▶ **What is being asked**
Lines holding the string "JSON" are the ones to copy; find them all in the data.

(Figure collection entries)

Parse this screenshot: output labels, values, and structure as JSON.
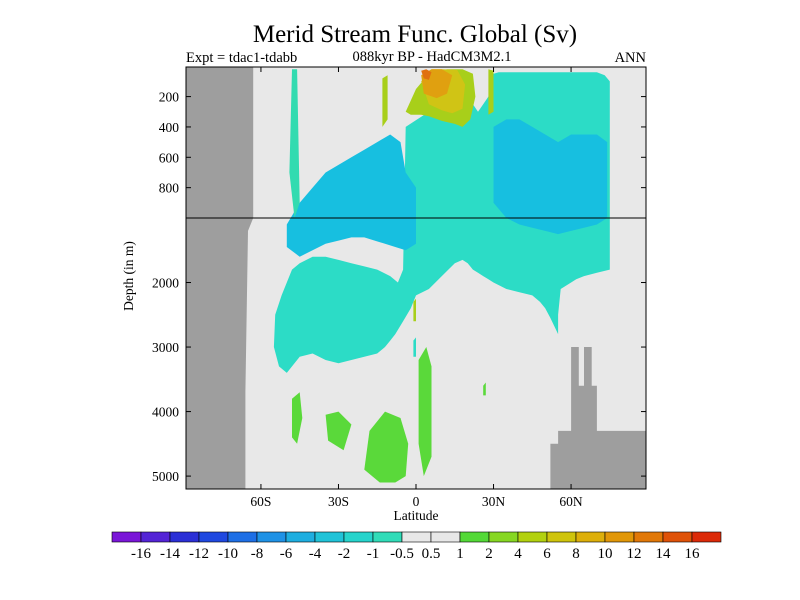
{
  "chart_data": {
    "type": "heatmap",
    "title": "Merid Stream Func. Global (Sv)",
    "subtitle_left": "Expt = tdac1-tdabb",
    "subtitle_center": "088kyr BP - HadCM3M2.1",
    "subtitle_right": "ANN",
    "xlabel": "Latitude",
    "ylabel": "Depth (in m)",
    "x_ticks": [
      {
        "value": -60,
        "label": "60S"
      },
      {
        "value": -30,
        "label": "30S"
      },
      {
        "value": 0,
        "label": "0"
      },
      {
        "value": 30,
        "label": "30N"
      },
      {
        "value": 60,
        "label": "60N"
      }
    ],
    "y_ticks_upper": [
      {
        "value": 200,
        "label": "200"
      },
      {
        "value": 400,
        "label": "400"
      },
      {
        "value": 600,
        "label": "600"
      },
      {
        "value": 800,
        "label": "800"
      }
    ],
    "y_ticks_lower": [
      {
        "value": 2000,
        "label": "2000"
      },
      {
        "value": 3000,
        "label": "3000"
      },
      {
        "value": 4000,
        "label": "4000"
      },
      {
        "value": 5000,
        "label": "5000"
      }
    ],
    "xlim": [
      -89,
      89
    ],
    "ylim_upper": [
      5,
      1000
    ],
    "ylim_lower": [
      1000,
      5200
    ],
    "colorbar": {
      "colors": [
        "#7a16d8",
        "#5424d6",
        "#2b2fd6",
        "#1f48e0",
        "#1e6fe6",
        "#1f92e6",
        "#1eaee0",
        "#20c3d8",
        "#26d4cc",
        "#30dcb8",
        "#e8e8e8",
        "#e8e8e8",
        "#53d937",
        "#86d722",
        "#b2d10f",
        "#cfc40c",
        "#ddaf0a",
        "#e19708",
        "#e17808",
        "#df5208",
        "#dc2a08"
      ],
      "labels": [
        "-16",
        "-14",
        "-12",
        "-10",
        "-8",
        "-6",
        "-4",
        "-2",
        "-1",
        "-0.5",
        "0.5",
        "1",
        "2",
        "4",
        "6",
        "8",
        "10",
        "12",
        "14",
        "16"
      ]
    },
    "colors": {
      "land": "#9e9e9e",
      "background": "#e8e8e8",
      "cyan": "#18cfd6",
      "cyan_light": "#2cdcc6",
      "blue": "#17bfe0",
      "teal": "#32dbb0",
      "green": "#5ad93a",
      "yellow_green": "#a8cf1a",
      "yellow": "#d0c415",
      "orange": "#e0a010",
      "red_orange": "#e07010"
    },
    "regions": [
      {
        "level": "cyan_light",
        "lat": [
          -55,
          -54.5,
          -52,
          -50,
          -48,
          -45,
          -40,
          -35,
          -30,
          -25,
          -20,
          -15,
          -10,
          -7,
          -5,
          -4,
          5,
          10,
          12,
          22,
          24,
          26,
          28,
          29,
          30,
          32,
          34,
          40,
          45,
          50,
          55,
          60,
          65,
          70,
          73,
          75,
          75,
          70,
          65,
          62,
          60,
          58,
          56,
          55,
          55,
          52,
          50,
          48,
          45,
          40,
          35,
          30,
          28,
          26,
          24,
          22,
          20,
          18,
          15,
          10,
          5,
          0,
          -2,
          -5,
          -8,
          -10,
          -12,
          -15,
          -20,
          -25,
          -30,
          -35,
          -40,
          -45,
          -48,
          -50,
          -53,
          -55
        ],
        "depth": [
          3000,
          2500,
          2200,
          2000,
          1800,
          1700,
          1600,
          1600,
          1650,
          1700,
          1750,
          1800,
          1900,
          2000,
          1800,
          400,
          300,
          250,
          200,
          250,
          300,
          250,
          200,
          100,
          50,
          40,
          40,
          40,
          40,
          40,
          40,
          40,
          40,
          40,
          60,
          100,
          1800,
          1850,
          1900,
          1950,
          2000,
          2050,
          2100,
          2500,
          2800,
          2550,
          2400,
          2300,
          2200,
          2150,
          2100,
          2000,
          1950,
          1900,
          1850,
          1800,
          1700,
          1650,
          1700,
          1900,
          2100,
          2200,
          2400,
          2600,
          2800,
          2900,
          3000,
          3100,
          3150,
          3200,
          3250,
          3200,
          3100,
          3150,
          3300,
          3400,
          3300,
          3000
        ]
      },
      {
        "level": "blue",
        "lat": [
          -50,
          -45,
          -40,
          -35,
          -30,
          -25,
          -20,
          -15,
          -10,
          -6,
          -4,
          0,
          0,
          -4,
          -8,
          -12,
          -16,
          -20,
          -25,
          -30,
          -35,
          -40,
          -45,
          -50
        ],
        "depth": [
          1100,
          900,
          800,
          700,
          650,
          600,
          550,
          500,
          450,
          500,
          700,
          800,
          1400,
          1500,
          1450,
          1400,
          1350,
          1300,
          1300,
          1350,
          1400,
          1500,
          1600,
          1450
        ]
      },
      {
        "level": "blue",
        "lat": [
          30,
          35,
          40,
          45,
          50,
          55,
          60,
          65,
          70,
          74,
          74,
          70,
          65,
          60,
          55,
          50,
          45,
          40,
          35,
          30
        ],
        "depth": [
          400,
          350,
          350,
          400,
          450,
          500,
          450,
          450,
          450,
          500,
          1000,
          1100,
          1150,
          1200,
          1250,
          1200,
          1150,
          1100,
          1000,
          900
        ]
      },
      {
        "level": "yellow_green",
        "lat": [
          -4,
          0,
          5,
          12,
          18,
          22,
          23,
          21,
          18,
          15,
          10,
          5,
          2,
          -2,
          -4
        ],
        "depth": [
          300,
          150,
          50,
          20,
          20,
          50,
          200,
          350,
          400,
          380,
          360,
          330,
          320,
          320,
          300
        ]
      },
      {
        "level": "yellow",
        "lat": [
          2,
          6,
          10,
          16,
          19,
          18,
          14,
          10,
          5,
          2
        ],
        "depth": [
          100,
          20,
          20,
          25,
          120,
          280,
          310,
          290,
          250,
          100
        ]
      },
      {
        "level": "orange",
        "lat": [
          2,
          6,
          10,
          14,
          12,
          8,
          3,
          2
        ],
        "depth": [
          60,
          20,
          20,
          60,
          180,
          210,
          180,
          60
        ]
      },
      {
        "level": "red_orange",
        "lat": [
          2,
          4,
          6,
          5,
          3,
          2
        ],
        "depth": [
          30,
          20,
          40,
          90,
          80,
          30
        ]
      },
      {
        "level": "yellow_green",
        "lat": [
          -13,
          -11,
          -11,
          -13
        ],
        "depth": [
          80,
          60,
          350,
          400
        ]
      },
      {
        "level": "yellow_green",
        "lat": [
          28,
          30,
          30,
          28
        ],
        "depth": [
          20,
          30,
          300,
          320
        ]
      },
      {
        "level": "teal",
        "lat": [
          -48,
          -46,
          -45,
          -47,
          -49
        ],
        "depth": [
          20,
          20,
          900,
          1000,
          700
        ]
      },
      {
        "level": "green",
        "lat": [
          -48,
          -45,
          -44,
          -46,
          -48
        ],
        "depth": [
          3800,
          3700,
          4100,
          4500,
          4400
        ]
      },
      {
        "level": "green",
        "lat": [
          -35,
          -30,
          -25,
          -28,
          -34
        ],
        "depth": [
          4050,
          4000,
          4200,
          4600,
          4450
        ]
      },
      {
        "level": "green",
        "lat": [
          -18,
          -12,
          -6,
          -3,
          -4,
          -8,
          -14,
          -20,
          -18
        ],
        "depth": [
          4300,
          4000,
          4100,
          4500,
          5000,
          5100,
          5100,
          4900,
          4300
        ]
      },
      {
        "level": "green",
        "lat": [
          1,
          4,
          6,
          6,
          3,
          1
        ],
        "depth": [
          3200,
          3000,
          3300,
          4700,
          5000,
          4500
        ]
      },
      {
        "level": "yellow_green",
        "lat": [
          -1,
          0,
          0,
          -1
        ],
        "depth": [
          2300,
          2250,
          2600,
          2600
        ]
      },
      {
        "level": "cyan_light",
        "lat": [
          -1,
          0,
          0,
          -1
        ],
        "depth": [
          2900,
          2850,
          3150,
          3150
        ]
      },
      {
        "level": "green",
        "lat": [
          26,
          27,
          27,
          26
        ],
        "depth": [
          3600,
          3550,
          3750,
          3750
        ]
      }
    ],
    "land": [
      {
        "lat": [
          -89,
          -89,
          -88,
          -83,
          -83,
          -78,
          -78,
          -76,
          -76,
          -73,
          -73,
          -70,
          -70,
          -89
        ],
        "depth": [
          5200,
          5,
          5,
          5,
          400,
          400,
          3000,
          3000,
          3800,
          3800,
          4300,
          4300,
          5200,
          5200
        ]
      },
      {
        "lat": [
          -89,
          -63,
          -63,
          -65,
          -66,
          -66,
          -89
        ],
        "depth": [
          5,
          5,
          1000,
          1200,
          3700,
          5200,
          5200
        ]
      },
      {
        "lat": [
          52,
          52,
          55,
          55,
          60,
          60,
          63,
          63,
          65,
          65,
          68,
          68,
          70,
          70,
          73,
          73,
          89,
          89
        ],
        "depth": [
          5200,
          4500,
          4500,
          4300,
          4300,
          3000,
          3000,
          3600,
          3600,
          3000,
          3000,
          3600,
          3600,
          4300,
          4300,
          4300,
          4300,
          5200
        ]
      }
    ]
  }
}
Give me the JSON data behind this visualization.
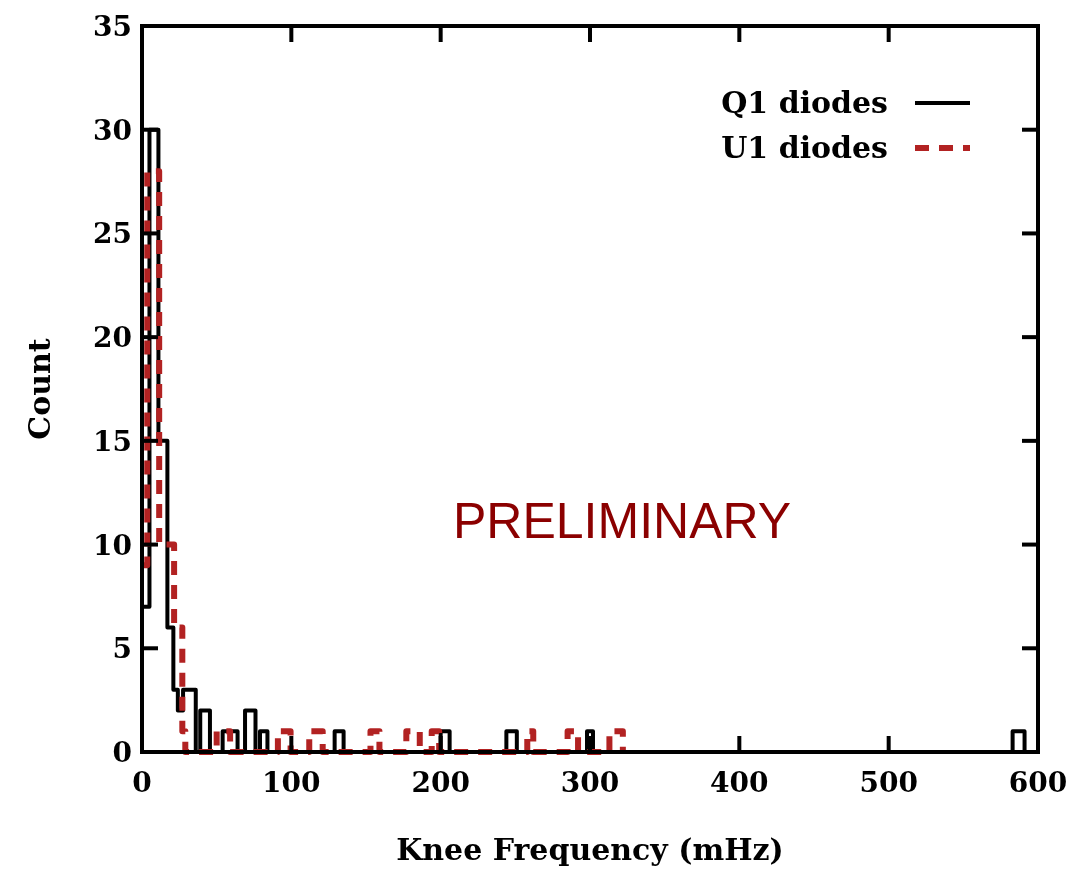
{
  "chart_data": {
    "type": "step",
    "xlabel": "Knee Frequency (mHz)",
    "ylabel": "Count",
    "xlim": [
      0,
      600
    ],
    "xticks": [
      0,
      100,
      200,
      300,
      400,
      500,
      600
    ],
    "ylim": [
      0,
      35
    ],
    "yticks": [
      0,
      5,
      10,
      15,
      20,
      25,
      30,
      35
    ],
    "legend": "top right",
    "grid": false,
    "annotations": [
      "PRELIMINARY"
    ],
    "series": [
      {
        "name": "Q1 diodes",
        "color": "#000000",
        "line_style": "solid",
        "x": [
          0,
          5,
          11,
          17,
          21,
          24,
          27.5,
          36,
          39,
          45.5,
          54,
          64,
          69,
          76,
          79,
          84,
          129,
          135,
          200,
          206,
          244,
          251,
          298,
          302,
          583,
          591
        ],
        "values": [
          7,
          30,
          15,
          6,
          3,
          2,
          3,
          0,
          2,
          0,
          1,
          0,
          2,
          0,
          1,
          0,
          1,
          0,
          1,
          0,
          1,
          0,
          1,
          0,
          1,
          0
        ]
      },
      {
        "name": "U1 diodes",
        "color": "#b22222",
        "line_style": "dashed",
        "x": [
          0,
          3.5,
          11.5,
          21.5,
          27,
          29,
          50,
          59,
          91,
          99.5,
          112,
          121,
          153,
          159,
          177,
          186,
          194,
          199,
          258,
          262,
          285,
          292,
          313,
          322
        ],
        "values": [
          9,
          28,
          10,
          6,
          1,
          0,
          1,
          0,
          1,
          0,
          1,
          0,
          1,
          0,
          1,
          0,
          1,
          0,
          1,
          0,
          1,
          0,
          1,
          0
        ]
      }
    ]
  }
}
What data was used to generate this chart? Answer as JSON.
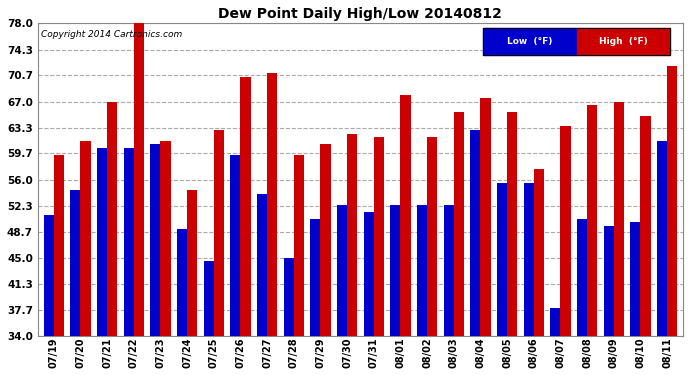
{
  "title": "Dew Point Daily High/Low 20140812",
  "copyright": "Copyright 2014 Cartronics.com",
  "dates": [
    "07/19",
    "07/20",
    "07/21",
    "07/22",
    "07/23",
    "07/24",
    "07/25",
    "07/26",
    "07/27",
    "07/28",
    "07/29",
    "07/30",
    "07/31",
    "08/01",
    "08/02",
    "08/03",
    "08/04",
    "08/05",
    "08/06",
    "08/07",
    "08/08",
    "08/09",
    "08/10",
    "08/11"
  ],
  "high": [
    59.5,
    61.5,
    67.0,
    78.0,
    61.5,
    54.5,
    63.0,
    70.5,
    71.0,
    59.5,
    61.0,
    62.5,
    62.0,
    68.0,
    62.0,
    65.5,
    67.5,
    65.5,
    57.5,
    63.5,
    66.5,
    67.0,
    65.0,
    72.0
  ],
  "low": [
    51.0,
    54.5,
    60.5,
    60.5,
    61.0,
    49.0,
    44.5,
    59.5,
    54.0,
    45.0,
    50.5,
    52.5,
    51.5,
    52.5,
    52.5,
    52.5,
    63.0,
    55.5,
    55.5,
    38.0,
    50.5,
    49.5,
    50.0,
    61.5
  ],
  "yticks": [
    34.0,
    37.7,
    41.3,
    45.0,
    48.7,
    52.3,
    56.0,
    59.7,
    63.3,
    67.0,
    70.7,
    74.3,
    78.0
  ],
  "ymin": 34.0,
  "ymax": 78.0,
  "bar_width": 0.38,
  "low_color": "#0000cc",
  "high_color": "#cc0000",
  "bg_color": "#ffffff",
  "grid_color": "#aaaaaa",
  "legend_low_label": "Low  (°F)",
  "legend_high_label": "High  (°F)"
}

▶ **The result**
Parse this screenshot: output labels, values, and structure as JSON.
Give me the JSON data behind this visualization.
What data was used to generate this chart? Answer as JSON.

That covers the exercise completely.